--- Exercise goal ---
Copy out each line of the listing that has the word "Mayfair" in it.

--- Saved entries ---
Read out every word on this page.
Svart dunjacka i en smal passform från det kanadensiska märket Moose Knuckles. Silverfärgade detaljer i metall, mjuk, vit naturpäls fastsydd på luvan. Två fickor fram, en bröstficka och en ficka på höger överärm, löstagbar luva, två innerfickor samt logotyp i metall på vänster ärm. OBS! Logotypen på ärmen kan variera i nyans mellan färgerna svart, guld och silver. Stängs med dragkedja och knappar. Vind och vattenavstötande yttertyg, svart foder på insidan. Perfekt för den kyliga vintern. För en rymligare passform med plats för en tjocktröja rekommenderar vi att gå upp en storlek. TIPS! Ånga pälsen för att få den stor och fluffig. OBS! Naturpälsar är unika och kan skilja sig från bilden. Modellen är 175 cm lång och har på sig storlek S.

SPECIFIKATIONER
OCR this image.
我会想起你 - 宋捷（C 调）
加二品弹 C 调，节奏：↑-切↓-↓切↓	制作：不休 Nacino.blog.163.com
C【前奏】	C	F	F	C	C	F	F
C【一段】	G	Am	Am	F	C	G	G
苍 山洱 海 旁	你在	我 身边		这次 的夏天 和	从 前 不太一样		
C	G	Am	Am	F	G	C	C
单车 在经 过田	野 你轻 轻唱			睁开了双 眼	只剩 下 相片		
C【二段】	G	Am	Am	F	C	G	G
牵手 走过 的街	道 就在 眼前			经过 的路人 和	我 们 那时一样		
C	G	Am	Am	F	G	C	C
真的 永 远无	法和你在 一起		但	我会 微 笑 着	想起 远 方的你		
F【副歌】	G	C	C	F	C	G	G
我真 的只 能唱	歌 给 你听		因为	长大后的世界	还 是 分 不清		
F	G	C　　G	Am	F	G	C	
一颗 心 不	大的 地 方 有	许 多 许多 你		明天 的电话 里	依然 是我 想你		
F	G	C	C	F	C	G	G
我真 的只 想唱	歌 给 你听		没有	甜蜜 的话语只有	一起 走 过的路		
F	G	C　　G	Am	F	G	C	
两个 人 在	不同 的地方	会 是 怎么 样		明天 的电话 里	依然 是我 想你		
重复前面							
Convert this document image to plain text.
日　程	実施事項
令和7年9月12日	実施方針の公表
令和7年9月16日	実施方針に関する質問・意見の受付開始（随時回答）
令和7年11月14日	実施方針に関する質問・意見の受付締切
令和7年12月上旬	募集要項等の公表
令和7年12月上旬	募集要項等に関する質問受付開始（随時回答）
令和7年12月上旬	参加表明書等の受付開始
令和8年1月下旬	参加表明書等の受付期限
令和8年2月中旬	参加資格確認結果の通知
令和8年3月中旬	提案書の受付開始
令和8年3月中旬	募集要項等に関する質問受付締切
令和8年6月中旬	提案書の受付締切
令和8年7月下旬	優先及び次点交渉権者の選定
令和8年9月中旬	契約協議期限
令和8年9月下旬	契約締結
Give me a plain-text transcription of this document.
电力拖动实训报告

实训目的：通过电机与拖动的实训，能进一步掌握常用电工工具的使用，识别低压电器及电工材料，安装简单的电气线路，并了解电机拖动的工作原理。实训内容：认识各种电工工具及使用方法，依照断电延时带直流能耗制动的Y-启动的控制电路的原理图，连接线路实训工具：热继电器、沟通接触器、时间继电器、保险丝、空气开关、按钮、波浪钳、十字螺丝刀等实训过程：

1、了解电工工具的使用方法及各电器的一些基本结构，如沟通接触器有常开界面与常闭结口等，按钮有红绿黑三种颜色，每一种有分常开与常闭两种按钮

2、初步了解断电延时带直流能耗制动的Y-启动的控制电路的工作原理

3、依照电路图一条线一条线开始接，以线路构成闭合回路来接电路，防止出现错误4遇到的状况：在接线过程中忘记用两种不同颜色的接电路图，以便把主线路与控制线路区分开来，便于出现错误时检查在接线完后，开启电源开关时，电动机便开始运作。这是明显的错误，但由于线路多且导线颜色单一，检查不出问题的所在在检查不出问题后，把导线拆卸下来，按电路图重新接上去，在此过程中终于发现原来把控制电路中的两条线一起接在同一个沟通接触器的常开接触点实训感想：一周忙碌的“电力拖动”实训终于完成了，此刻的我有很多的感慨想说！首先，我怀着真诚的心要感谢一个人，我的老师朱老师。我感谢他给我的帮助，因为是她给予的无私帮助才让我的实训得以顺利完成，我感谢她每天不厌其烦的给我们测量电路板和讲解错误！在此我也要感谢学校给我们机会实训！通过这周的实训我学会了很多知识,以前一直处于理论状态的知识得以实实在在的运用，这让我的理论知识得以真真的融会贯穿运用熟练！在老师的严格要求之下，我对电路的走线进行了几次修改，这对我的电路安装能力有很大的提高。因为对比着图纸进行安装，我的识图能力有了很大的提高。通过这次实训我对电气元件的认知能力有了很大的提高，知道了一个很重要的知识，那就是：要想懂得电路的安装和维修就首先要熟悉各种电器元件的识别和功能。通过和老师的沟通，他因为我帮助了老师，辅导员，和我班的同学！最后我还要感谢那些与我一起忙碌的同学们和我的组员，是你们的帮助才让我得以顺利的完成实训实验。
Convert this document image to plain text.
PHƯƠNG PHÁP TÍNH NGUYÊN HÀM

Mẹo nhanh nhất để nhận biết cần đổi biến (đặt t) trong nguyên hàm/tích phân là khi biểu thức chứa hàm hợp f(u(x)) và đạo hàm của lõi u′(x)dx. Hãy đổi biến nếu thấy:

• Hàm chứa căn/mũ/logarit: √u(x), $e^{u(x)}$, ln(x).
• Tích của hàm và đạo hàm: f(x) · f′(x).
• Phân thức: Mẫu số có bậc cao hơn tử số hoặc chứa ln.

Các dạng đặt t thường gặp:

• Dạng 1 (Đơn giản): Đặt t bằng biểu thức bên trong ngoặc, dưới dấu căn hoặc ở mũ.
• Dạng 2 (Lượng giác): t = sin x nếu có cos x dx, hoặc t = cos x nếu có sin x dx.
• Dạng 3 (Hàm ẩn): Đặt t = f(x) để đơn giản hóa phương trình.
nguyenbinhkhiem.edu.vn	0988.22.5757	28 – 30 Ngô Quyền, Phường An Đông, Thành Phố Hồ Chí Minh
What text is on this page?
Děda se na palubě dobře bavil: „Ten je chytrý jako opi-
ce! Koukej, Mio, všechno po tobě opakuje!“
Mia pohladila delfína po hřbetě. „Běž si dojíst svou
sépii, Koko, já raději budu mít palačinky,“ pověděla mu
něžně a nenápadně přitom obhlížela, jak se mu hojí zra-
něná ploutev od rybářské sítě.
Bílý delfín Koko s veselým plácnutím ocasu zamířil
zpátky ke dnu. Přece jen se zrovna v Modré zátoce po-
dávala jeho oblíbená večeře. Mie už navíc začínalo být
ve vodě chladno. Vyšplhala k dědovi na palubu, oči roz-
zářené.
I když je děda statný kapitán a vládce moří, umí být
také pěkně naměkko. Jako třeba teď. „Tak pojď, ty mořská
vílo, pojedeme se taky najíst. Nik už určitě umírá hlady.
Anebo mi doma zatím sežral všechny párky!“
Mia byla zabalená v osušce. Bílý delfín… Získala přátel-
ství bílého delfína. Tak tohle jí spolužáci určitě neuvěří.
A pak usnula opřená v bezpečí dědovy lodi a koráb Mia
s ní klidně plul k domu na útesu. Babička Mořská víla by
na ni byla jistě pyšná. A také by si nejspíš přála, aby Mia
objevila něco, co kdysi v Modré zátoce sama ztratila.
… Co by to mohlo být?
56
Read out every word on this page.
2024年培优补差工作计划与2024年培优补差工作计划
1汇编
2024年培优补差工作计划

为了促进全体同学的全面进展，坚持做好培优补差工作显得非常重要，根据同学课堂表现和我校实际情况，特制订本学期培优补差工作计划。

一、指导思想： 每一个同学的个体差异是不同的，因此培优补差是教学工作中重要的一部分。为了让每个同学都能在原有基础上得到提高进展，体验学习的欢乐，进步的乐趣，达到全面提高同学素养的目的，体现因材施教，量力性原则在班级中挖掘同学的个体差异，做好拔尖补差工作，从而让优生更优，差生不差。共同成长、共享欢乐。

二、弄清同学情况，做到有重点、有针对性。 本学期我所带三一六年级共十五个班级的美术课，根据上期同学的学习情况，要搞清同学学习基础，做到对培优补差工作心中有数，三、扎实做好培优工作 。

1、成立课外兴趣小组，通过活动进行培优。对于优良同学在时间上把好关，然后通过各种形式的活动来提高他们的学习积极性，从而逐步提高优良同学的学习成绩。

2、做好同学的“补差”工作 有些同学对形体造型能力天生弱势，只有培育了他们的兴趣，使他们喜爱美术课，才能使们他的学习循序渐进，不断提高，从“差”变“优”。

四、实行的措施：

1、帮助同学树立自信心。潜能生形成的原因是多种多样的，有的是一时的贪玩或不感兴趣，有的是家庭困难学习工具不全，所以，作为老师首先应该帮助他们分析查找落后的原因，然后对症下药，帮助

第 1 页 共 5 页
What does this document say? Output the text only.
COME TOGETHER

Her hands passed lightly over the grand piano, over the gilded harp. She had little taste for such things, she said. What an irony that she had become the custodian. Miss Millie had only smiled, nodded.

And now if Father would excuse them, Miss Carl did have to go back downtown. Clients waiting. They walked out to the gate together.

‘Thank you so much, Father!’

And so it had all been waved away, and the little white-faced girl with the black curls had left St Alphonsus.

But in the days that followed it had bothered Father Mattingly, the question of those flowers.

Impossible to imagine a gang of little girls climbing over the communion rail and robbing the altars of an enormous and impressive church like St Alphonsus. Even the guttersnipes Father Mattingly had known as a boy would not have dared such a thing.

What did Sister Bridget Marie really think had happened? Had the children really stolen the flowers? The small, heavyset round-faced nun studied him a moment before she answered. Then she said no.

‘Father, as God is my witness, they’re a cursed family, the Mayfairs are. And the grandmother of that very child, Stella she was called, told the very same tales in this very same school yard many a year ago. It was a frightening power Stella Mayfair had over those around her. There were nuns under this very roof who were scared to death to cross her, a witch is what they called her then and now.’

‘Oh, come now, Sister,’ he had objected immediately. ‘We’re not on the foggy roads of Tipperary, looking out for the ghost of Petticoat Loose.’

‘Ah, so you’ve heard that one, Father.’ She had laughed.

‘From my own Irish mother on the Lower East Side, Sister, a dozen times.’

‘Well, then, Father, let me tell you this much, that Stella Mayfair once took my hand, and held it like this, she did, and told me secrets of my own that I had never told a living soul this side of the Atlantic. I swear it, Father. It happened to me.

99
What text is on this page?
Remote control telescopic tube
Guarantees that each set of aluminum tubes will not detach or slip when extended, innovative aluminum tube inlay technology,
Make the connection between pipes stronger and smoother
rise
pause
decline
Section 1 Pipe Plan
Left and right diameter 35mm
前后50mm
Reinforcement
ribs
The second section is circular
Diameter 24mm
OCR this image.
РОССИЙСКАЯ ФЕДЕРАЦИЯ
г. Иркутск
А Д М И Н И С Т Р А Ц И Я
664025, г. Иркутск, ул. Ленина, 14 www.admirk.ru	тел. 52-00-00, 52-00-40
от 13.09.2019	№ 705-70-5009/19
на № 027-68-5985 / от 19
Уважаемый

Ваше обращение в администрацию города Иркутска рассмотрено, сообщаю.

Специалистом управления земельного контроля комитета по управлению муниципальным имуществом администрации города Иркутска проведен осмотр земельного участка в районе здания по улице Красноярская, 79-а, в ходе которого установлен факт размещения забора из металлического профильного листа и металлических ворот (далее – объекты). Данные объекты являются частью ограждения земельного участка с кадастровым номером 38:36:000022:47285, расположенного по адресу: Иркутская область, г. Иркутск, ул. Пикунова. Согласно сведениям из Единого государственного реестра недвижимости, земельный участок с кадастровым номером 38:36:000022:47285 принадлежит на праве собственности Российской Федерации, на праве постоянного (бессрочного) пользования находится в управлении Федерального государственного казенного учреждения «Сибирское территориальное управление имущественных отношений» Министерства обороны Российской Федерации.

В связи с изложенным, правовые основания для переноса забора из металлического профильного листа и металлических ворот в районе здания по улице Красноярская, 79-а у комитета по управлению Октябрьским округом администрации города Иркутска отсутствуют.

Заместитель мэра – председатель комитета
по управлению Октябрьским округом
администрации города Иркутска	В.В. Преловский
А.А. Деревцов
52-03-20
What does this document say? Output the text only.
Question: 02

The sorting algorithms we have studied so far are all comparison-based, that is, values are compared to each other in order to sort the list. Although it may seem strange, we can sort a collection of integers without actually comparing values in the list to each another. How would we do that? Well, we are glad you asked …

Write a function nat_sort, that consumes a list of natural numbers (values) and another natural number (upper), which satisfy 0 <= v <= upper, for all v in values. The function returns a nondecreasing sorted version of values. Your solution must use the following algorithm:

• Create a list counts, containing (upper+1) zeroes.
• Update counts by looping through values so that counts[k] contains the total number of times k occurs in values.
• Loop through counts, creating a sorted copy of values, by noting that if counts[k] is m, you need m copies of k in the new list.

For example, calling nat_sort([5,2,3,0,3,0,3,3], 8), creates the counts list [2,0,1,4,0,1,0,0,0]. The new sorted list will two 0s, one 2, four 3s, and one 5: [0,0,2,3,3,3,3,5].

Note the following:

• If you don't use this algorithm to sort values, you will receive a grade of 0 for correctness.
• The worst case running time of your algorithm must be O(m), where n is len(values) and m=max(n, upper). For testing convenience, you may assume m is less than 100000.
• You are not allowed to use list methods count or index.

--- Worked answer ---
‘Father, as God is my witness, they’re a cursed family, the Mayfairs are. And the grandmother of that very child, Stella she was called, told the very same tales in this very same school yard many a year ago. It was a frightening power Stella Mayfair had over those around her. There were nuns under this very roof who were scared to death to cross her, a witch is what they called her then and now.’
‘Well, then, Father, let me tell you this much, that Stella Mayfair once took my hand, and held it like this, she did, and told me secrets of my own that I had never told a living soul this side of the Atlantic. I swear it, Father. It happened to me.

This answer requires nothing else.